## START Data section

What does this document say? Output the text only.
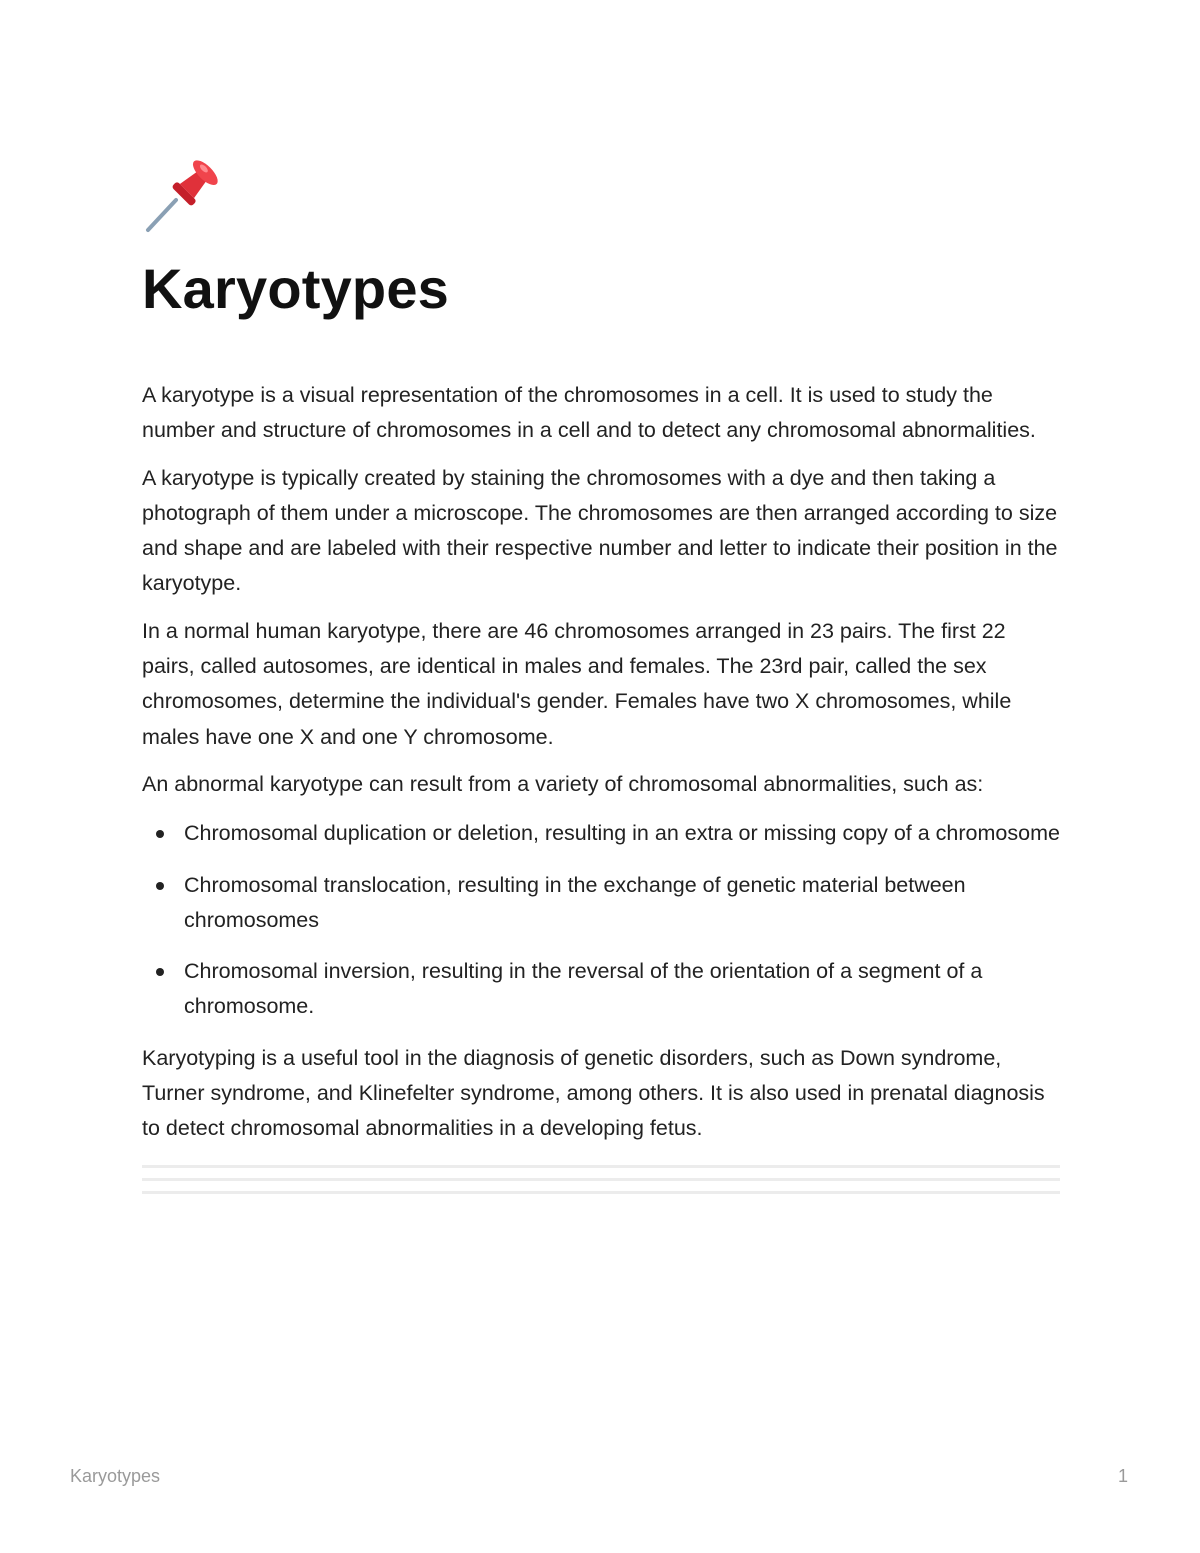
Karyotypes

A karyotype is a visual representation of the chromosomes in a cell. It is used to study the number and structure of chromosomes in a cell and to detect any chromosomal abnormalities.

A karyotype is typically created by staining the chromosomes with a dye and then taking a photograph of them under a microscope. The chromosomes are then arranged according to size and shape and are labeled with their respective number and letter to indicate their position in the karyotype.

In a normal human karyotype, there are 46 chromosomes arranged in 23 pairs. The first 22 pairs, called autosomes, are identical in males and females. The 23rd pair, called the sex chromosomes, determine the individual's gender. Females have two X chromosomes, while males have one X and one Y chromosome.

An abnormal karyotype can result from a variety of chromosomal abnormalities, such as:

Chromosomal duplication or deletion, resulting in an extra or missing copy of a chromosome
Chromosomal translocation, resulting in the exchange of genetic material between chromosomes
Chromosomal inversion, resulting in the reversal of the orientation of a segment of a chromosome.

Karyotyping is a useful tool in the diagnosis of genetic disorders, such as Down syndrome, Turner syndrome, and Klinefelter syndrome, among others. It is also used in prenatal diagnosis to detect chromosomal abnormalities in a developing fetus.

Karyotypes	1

## END Data section

» The task: Find the lines containing "number" and list every one of them.

» Exercise result:
A karyotype is a visual representation of the chromosomes in a cell. It is used to study the number and structure of chromosomes in a cell and to detect any chromosomal abnormalities.
A karyotype is typically created by staining the chromosomes with a dye and then taking a photograph of them under a microscope. The chromosomes are then arranged according to size and shape and are labeled with their respective number and letter to indicate their position in the karyotype.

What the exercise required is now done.